─── Raw data ───

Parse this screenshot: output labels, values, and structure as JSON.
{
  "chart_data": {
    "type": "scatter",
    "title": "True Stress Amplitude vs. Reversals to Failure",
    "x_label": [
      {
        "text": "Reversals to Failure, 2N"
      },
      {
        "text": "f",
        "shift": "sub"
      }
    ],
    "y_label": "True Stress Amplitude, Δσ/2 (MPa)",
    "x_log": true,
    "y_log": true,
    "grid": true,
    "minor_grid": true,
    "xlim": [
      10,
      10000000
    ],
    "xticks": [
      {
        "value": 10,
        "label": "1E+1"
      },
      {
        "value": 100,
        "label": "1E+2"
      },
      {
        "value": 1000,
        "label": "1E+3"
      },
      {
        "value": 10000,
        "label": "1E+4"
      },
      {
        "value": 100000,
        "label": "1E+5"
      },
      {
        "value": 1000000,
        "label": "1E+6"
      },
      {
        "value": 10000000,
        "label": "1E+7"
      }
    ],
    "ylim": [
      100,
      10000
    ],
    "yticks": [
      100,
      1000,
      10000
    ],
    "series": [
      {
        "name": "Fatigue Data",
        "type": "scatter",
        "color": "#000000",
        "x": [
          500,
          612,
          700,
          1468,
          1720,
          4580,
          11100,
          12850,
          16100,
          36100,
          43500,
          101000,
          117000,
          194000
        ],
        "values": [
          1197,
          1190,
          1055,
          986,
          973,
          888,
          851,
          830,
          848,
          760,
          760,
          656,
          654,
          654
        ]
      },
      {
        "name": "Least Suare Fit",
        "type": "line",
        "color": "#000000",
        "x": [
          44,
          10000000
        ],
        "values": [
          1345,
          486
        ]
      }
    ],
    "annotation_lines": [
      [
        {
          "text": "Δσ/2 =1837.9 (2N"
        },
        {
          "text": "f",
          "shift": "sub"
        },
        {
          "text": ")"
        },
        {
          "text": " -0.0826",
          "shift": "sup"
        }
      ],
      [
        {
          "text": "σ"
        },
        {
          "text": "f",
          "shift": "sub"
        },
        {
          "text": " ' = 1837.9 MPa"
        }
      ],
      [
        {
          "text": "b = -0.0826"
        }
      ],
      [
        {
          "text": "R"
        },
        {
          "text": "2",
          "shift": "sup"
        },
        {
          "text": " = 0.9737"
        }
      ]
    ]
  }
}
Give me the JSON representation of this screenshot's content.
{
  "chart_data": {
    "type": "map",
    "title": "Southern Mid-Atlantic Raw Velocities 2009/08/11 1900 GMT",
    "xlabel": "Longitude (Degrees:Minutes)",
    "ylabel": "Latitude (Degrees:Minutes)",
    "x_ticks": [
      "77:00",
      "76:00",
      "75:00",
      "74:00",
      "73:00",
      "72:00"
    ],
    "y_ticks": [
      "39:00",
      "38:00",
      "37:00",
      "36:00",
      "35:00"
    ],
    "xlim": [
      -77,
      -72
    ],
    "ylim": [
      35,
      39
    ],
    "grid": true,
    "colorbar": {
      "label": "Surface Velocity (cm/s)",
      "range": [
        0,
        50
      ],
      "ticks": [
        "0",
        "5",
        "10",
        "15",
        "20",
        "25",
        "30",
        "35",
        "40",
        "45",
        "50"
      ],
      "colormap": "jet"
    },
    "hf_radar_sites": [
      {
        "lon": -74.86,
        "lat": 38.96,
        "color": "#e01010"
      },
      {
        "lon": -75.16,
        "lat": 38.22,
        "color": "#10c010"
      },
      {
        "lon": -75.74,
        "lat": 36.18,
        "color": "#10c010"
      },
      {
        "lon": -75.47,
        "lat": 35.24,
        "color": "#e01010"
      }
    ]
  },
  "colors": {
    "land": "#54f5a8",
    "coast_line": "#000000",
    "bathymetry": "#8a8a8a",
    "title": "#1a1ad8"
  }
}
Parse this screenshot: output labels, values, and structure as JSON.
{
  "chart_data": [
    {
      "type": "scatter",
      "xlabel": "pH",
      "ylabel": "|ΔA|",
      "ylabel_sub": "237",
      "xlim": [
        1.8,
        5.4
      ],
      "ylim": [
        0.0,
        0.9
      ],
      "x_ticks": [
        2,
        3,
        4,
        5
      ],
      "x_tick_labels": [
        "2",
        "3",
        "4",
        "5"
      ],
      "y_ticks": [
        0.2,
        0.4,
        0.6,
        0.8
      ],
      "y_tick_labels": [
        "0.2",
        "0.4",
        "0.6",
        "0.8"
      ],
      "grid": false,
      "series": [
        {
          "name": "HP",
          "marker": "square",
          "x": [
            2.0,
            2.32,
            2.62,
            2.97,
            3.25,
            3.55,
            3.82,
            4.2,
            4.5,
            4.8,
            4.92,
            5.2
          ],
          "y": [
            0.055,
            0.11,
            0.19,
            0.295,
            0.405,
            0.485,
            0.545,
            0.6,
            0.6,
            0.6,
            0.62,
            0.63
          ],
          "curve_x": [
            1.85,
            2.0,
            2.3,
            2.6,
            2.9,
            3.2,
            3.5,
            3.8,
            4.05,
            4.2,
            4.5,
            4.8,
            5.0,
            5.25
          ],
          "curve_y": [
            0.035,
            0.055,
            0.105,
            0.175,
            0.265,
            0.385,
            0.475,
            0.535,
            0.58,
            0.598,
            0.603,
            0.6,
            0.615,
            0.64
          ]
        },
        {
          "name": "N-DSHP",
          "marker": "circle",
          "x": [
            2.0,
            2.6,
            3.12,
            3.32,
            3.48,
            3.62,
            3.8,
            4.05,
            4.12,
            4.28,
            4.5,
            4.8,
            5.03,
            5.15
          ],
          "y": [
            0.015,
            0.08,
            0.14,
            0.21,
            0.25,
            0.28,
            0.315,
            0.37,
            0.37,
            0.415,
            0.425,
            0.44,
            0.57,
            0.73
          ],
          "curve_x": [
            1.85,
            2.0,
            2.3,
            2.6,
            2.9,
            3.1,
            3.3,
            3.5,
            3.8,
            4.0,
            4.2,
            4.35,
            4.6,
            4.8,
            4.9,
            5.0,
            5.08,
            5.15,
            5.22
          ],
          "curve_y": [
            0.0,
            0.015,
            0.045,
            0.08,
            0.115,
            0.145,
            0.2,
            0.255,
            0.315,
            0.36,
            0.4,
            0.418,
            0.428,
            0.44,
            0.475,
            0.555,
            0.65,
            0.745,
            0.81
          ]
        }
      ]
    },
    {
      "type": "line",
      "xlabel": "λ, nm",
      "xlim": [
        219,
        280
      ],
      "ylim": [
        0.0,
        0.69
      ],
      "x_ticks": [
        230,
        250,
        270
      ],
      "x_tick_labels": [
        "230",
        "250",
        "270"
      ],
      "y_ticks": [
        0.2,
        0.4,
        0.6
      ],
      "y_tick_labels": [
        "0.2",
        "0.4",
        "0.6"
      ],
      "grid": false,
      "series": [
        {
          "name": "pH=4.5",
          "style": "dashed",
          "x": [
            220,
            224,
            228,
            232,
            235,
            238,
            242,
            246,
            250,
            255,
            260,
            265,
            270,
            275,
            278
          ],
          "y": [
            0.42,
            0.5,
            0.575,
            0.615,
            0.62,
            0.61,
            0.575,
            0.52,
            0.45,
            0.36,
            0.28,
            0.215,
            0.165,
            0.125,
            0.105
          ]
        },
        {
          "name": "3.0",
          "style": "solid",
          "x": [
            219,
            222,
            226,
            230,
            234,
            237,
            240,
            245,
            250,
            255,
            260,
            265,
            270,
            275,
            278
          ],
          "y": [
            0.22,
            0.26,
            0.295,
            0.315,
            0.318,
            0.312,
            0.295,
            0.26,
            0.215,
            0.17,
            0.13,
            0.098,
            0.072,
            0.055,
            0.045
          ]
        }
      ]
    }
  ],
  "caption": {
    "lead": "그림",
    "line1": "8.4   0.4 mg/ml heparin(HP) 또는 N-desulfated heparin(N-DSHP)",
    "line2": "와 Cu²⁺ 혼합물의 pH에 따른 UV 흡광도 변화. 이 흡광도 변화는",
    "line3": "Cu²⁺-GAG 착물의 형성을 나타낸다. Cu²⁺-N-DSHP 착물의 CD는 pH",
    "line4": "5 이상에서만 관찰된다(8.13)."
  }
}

───

◆ **The task**
Copy every line of the listing where the word "Amplitude" appears.

◆ **Task answer**
    "title": "True Stress Amplitude vs. Reversals to Failure",
    "y_label": "True Stress Amplitude, Δσ/2 (MPa)",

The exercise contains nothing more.